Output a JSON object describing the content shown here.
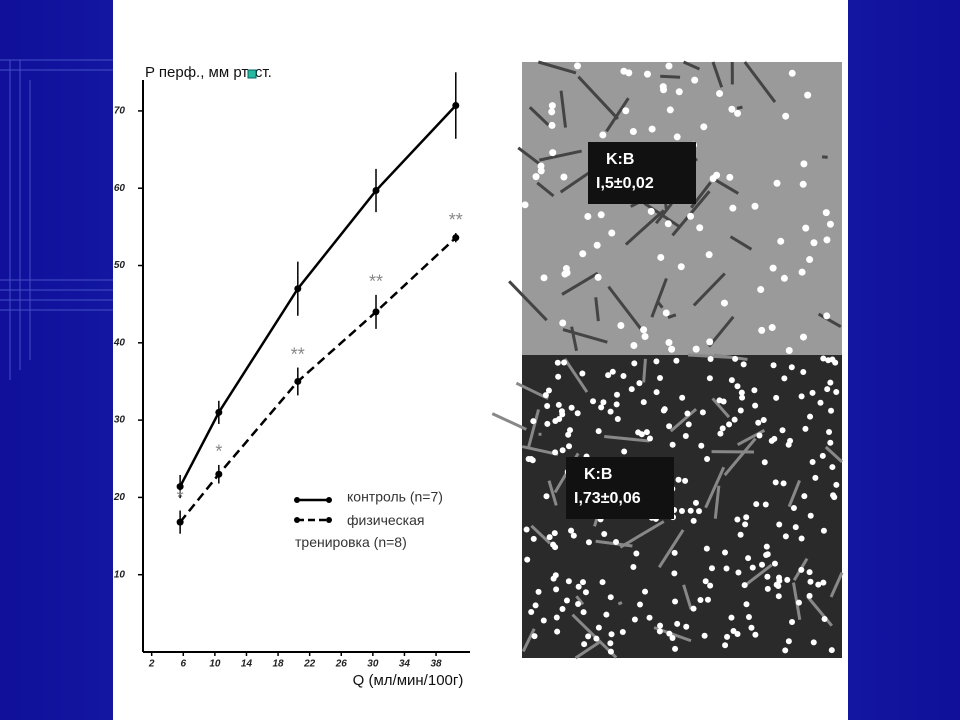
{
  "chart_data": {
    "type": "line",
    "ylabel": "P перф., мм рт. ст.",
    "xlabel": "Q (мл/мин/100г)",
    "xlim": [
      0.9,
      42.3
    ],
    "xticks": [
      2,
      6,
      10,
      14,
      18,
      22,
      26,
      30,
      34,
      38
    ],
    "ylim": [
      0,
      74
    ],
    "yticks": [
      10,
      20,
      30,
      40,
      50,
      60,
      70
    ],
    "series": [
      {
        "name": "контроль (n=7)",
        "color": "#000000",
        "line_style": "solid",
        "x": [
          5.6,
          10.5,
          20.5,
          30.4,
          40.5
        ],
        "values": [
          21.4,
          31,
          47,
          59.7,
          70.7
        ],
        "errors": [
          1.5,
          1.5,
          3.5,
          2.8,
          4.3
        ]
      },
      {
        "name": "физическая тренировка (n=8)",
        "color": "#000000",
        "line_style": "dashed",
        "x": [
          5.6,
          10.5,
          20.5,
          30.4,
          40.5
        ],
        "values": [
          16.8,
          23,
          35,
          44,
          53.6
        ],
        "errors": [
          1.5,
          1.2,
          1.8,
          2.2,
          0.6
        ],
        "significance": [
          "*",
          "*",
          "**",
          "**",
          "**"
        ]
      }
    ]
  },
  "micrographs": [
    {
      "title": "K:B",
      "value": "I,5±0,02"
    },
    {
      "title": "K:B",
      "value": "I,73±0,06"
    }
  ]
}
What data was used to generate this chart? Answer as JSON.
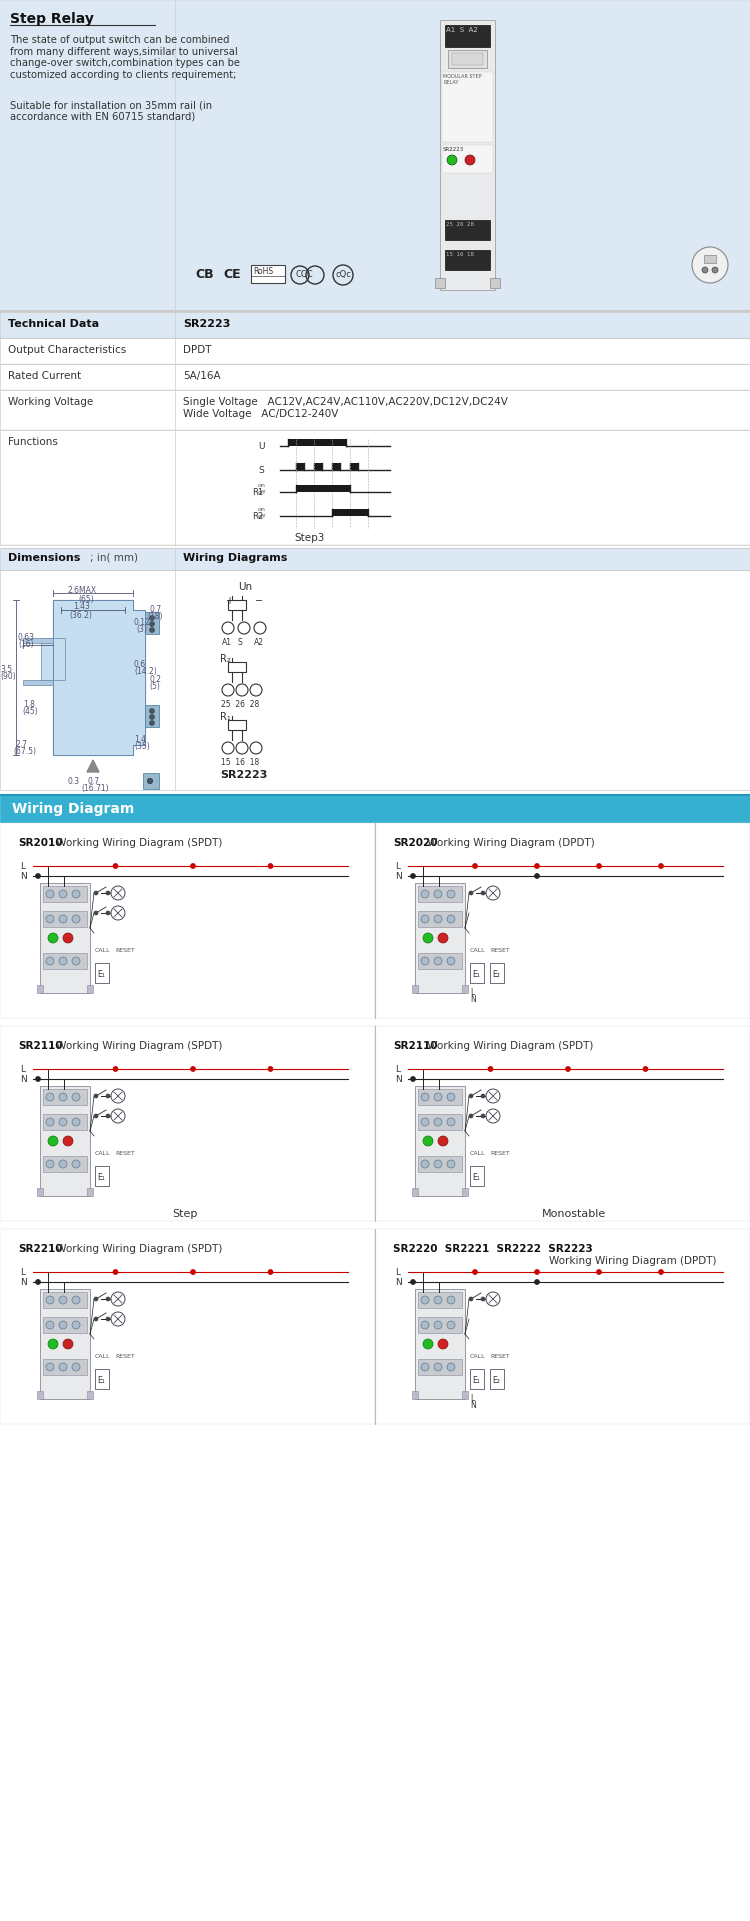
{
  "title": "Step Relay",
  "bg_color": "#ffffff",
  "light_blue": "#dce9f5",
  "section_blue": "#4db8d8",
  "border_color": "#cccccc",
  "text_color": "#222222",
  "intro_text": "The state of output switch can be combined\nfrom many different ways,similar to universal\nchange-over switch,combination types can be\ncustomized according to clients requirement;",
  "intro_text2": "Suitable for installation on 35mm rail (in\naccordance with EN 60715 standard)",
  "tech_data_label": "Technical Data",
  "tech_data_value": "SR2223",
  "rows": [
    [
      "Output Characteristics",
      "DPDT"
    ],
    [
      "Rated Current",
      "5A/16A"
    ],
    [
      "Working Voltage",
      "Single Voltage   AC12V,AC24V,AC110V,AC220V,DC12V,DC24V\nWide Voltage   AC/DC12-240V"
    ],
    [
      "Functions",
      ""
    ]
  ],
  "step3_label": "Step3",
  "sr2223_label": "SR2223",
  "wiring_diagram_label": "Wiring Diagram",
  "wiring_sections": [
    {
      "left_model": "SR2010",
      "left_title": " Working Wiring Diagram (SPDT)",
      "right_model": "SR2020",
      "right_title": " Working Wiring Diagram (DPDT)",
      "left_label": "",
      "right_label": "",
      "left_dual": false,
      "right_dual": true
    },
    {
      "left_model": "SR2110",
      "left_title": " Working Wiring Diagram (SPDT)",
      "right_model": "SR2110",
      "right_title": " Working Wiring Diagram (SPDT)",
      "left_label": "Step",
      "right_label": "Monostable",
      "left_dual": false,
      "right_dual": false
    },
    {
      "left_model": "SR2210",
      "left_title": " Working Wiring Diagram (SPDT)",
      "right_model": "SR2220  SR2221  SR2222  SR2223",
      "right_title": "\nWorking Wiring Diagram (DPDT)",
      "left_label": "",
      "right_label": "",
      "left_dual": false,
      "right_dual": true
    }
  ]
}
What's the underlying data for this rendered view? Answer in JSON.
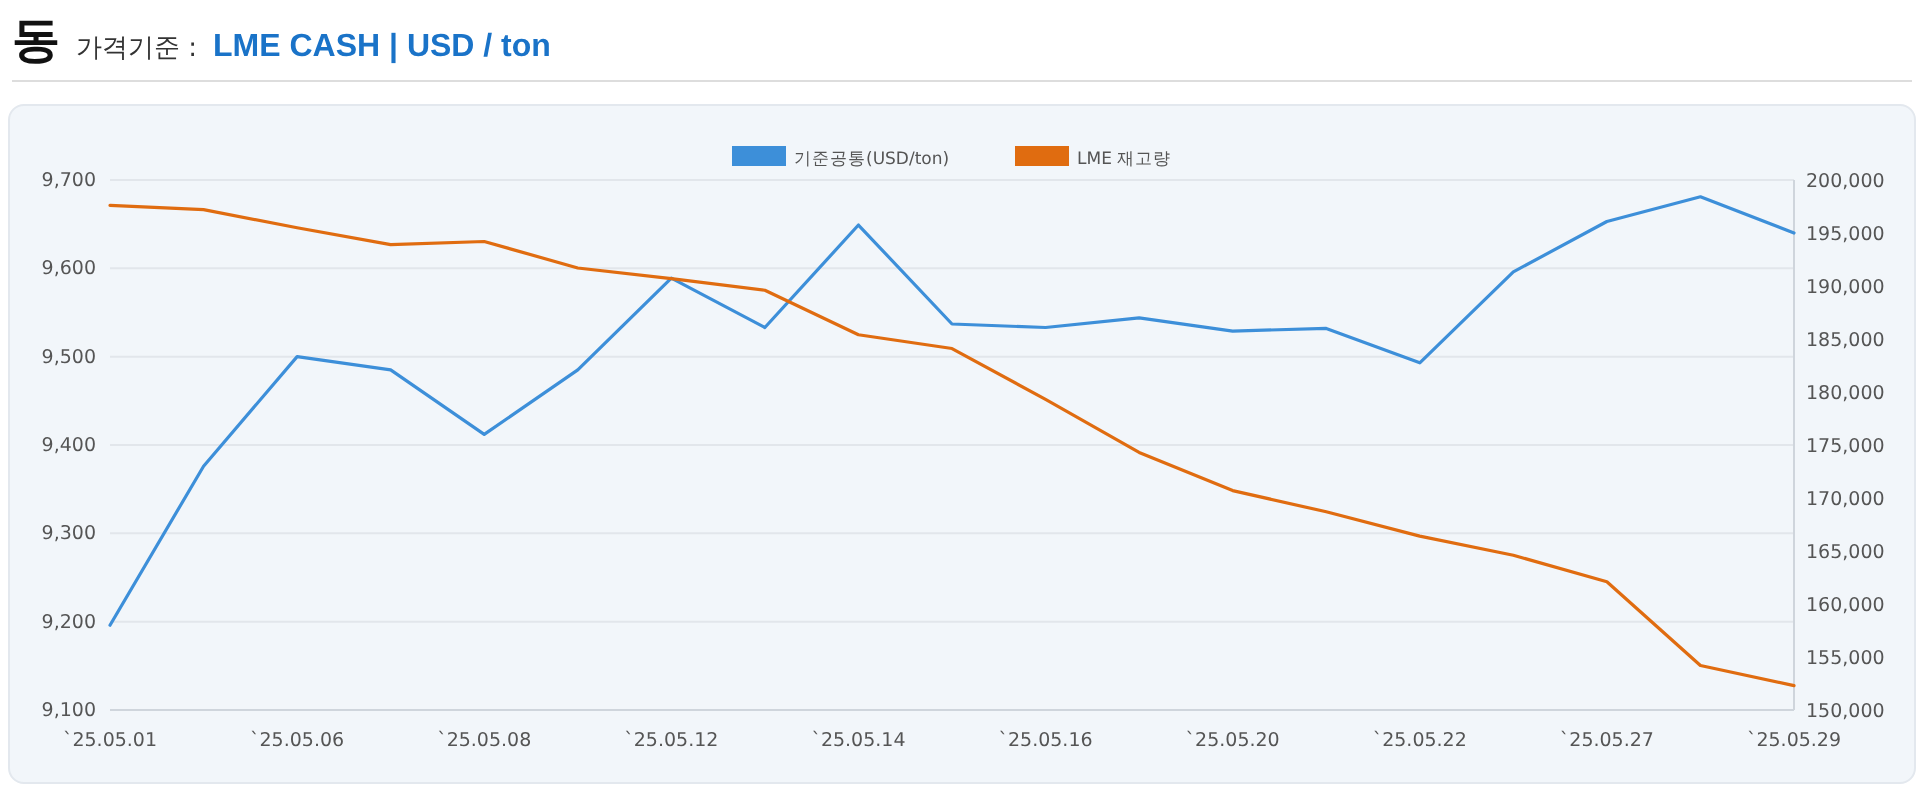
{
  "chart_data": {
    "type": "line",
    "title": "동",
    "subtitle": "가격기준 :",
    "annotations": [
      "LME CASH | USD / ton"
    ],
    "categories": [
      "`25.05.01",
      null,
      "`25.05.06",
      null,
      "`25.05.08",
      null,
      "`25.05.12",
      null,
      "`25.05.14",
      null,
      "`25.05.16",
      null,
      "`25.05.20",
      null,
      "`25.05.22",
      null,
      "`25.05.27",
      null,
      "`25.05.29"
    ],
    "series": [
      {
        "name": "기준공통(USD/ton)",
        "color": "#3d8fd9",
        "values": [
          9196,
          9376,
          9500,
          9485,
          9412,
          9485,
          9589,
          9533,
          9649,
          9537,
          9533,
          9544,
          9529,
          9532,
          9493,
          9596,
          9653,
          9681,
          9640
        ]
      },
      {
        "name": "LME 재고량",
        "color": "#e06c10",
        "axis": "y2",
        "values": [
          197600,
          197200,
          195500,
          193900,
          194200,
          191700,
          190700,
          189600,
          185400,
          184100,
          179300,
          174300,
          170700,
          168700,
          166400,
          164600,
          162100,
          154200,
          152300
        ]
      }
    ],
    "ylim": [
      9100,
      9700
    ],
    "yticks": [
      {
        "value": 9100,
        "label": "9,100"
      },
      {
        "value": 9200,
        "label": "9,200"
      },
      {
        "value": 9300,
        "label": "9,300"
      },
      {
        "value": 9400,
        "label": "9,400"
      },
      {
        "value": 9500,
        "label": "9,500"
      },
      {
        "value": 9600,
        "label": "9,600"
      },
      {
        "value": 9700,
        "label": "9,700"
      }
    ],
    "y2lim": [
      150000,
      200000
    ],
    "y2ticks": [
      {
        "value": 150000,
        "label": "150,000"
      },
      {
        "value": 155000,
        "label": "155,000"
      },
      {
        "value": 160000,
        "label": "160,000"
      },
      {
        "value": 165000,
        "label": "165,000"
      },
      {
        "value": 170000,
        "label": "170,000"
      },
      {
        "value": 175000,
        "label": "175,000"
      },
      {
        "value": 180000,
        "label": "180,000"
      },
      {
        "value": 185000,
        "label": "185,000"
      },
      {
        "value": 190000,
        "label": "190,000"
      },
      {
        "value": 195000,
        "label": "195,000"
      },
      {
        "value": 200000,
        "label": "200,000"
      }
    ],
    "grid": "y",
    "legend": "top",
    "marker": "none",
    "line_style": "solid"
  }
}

######

## DIRECTIONS
Omit every picture while copying the listing above exactly.

## ANSWER TO THE PROBLEM
Output a JSON object describing the content shown here.
{
  "chart_data": {
    "type": "line",
    "ylabel": "P перф., мм рт. ст.",
    "xlabel": "Q (мл/мин/100г)",
    "xlim": [
      0.9,
      42.3
    ],
    "xticks": [
      2,
      6,
      10,
      14,
      18,
      22,
      26,
      30,
      34,
      38
    ],
    "ylim": [
      0,
      74
    ],
    "yticks": [
      10,
      20,
      30,
      40,
      50,
      60,
      70
    ],
    "series": [
      {
        "name": "контроль (n=7)",
        "color": "#000000",
        "line_style": "solid",
        "x": [
          5.6,
          10.5,
          20.5,
          30.4,
          40.5
        ],
        "values": [
          21.4,
          31,
          47,
          59.7,
          70.7
        ],
        "errors": [
          1.5,
          1.5,
          3.5,
          2.8,
          4.3
        ]
      },
      {
        "name": "физическая тренировка (n=8)",
        "color": "#000000",
        "line_style": "dashed",
        "x": [
          5.6,
          10.5,
          20.5,
          30.4,
          40.5
        ],
        "values": [
          16.8,
          23,
          35,
          44,
          53.6
        ],
        "errors": [
          1.5,
          1.2,
          1.8,
          2.2,
          0.6
        ],
        "significance": [
          "*",
          "*",
          "**",
          "**",
          "**"
        ]
      }
    ]
  },
  "micrographs": [
    {
      "title": "K:B",
      "value": "I,5±0,02"
    },
    {
      "title": "K:B",
      "value": "I,73±0,06"
    }
  ]
}
What data was used to generate this chart? Answer as JSON.
{
  "title": "Step Relay",
  "bg_color": "#ffffff",
  "light_blue": "#dce9f5",
  "section_blue": "#4db8d8",
  "border_color": "#cccccc",
  "text_color": "#222222",
  "intro_text": "The state of output switch can be combined\nfrom many different ways,similar to universal\nchange-over switch,combination types can be\ncustomized according to clients requirement;",
  "intro_text2": "Suitable for installation on 35mm rail (in\naccordance with EN 60715 standard)",
  "tech_data_label": "Technical Data",
  "tech_data_value": "SR2223",
  "rows": [
    [
      "Output Characteristics",
      "DPDT"
    ],
    [
      "Rated Current",
      "5A/16A"
    ],
    [
      "Working Voltage",
      "Single Voltage   AC12V,AC24V,AC110V,AC220V,DC12V,DC24V\nWide Voltage   AC/DC12-240V"
    ],
    [
      "Functions",
      ""
    ]
  ],
  "step3_label": "Step3",
  "sr2223_label": "SR2223",
  "wiring_diagram_label": "Wiring Diagram",
  "wiring_sections": [
    {
      "left_model": "SR2010",
      "left_title": " Working Wiring Diagram (SPDT)",
      "right_model": "SR2020",
      "right_title": " Working Wiring Diagram (DPDT)",
      "left_label": "",
      "right_label": "",
      "left_dual": false,
      "right_dual": true
    },
    {
      "left_model": "SR2110",
      "left_title": " Working Wiring Diagram (SPDT)",
      "right_model": "SR2110",
      "right_title": " Working Wiring Diagram (SPDT)",
      "left_label": "Step",
      "right_label": "Monostable",
      "left_dual": false,
      "right_dual": false
    },
    {
      "left_model": "SR2210",
      "left_title": " Working Wiring Diagram (SPDT)",
      "right_model": "SR2220  SR2221  SR2222  SR2223",
      "right_title": "\nWorking Wiring Diagram (DPDT)",
      "left_label": "",
      "right_label": "",
      "left_dual": false,
      "right_dual": true
    }
  ]
}
What's the underlying data for this rendered view? Answer in JSON.
{
  "chart_data": {
    "type": "line",
    "title": "동",
    "subtitle": "가격기준 :",
    "annotations": [
      "LME CASH | USD / ton"
    ],
    "categories": [
      "`25.05.01",
      null,
      "`25.05.06",
      null,
      "`25.05.08",
      null,
      "`25.05.12",
      null,
      "`25.05.14",
      null,
      "`25.05.16",
      null,
      "`25.05.20",
      null,
      "`25.05.22",
      null,
      "`25.05.27",
      null,
      "`25.05.29"
    ],
    "series": [
      {
        "name": "기준공통(USD/ton)",
        "color": "#3d8fd9",
        "values": [
          9196,
          9376,
          9500,
          9485,
          9412,
          9485,
          9589,
          9533,
          9649,
          9537,
          9533,
          9544,
          9529,
          9532,
          9493,
          9596,
          9653,
          9681,
          9640
        ]
      },
      {
        "name": "LME 재고량",
        "color": "#e06c10",
        "axis": "y2",
        "values": [
          197600,
          197200,
          195500,
          193900,
          194200,
          191700,
          190700,
          189600,
          185400,
          184100,
          179300,
          174300,
          170700,
          168700,
          166400,
          164600,
          162100,
          154200,
          152300
        ]
      }
    ],
    "ylim": [
      9100,
      9700
    ],
    "yticks": [
      {
        "value": 9100,
        "label": "9,100"
      },
      {
        "value": 9200,
        "label": "9,200"
      },
      {
        "value": 9300,
        "label": "9,300"
      },
      {
        "value": 9400,
        "label": "9,400"
      },
      {
        "value": 9500,
        "label": "9,500"
      },
      {
        "value": 9600,
        "label": "9,600"
      },
      {
        "value": 9700,
        "label": "9,700"
      }
    ],
    "y2lim": [
      150000,
      200000
    ],
    "y2ticks": [
      {
        "value": 150000,
        "label": "150,000"
      },
      {
        "value": 155000,
        "label": "155,000"
      },
      {
        "value": 160000,
        "label": "160,000"
      },
      {
        "value": 165000,
        "label": "165,000"
      },
      {
        "value": 170000,
        "label": "170,000"
      },
      {
        "value": 175000,
        "label": "175,000"
      },
      {
        "value": 180000,
        "label": "180,000"
      },
      {
        "value": 185000,
        "label": "185,000"
      },
      {
        "value": 190000,
        "label": "190,000"
      },
      {
        "value": 195000,
        "label": "195,000"
      },
      {
        "value": 200000,
        "label": "200,000"
      }
    ],
    "grid": "y",
    "legend": "top",
    "marker": "none",
    "line_style": "solid"
  }
}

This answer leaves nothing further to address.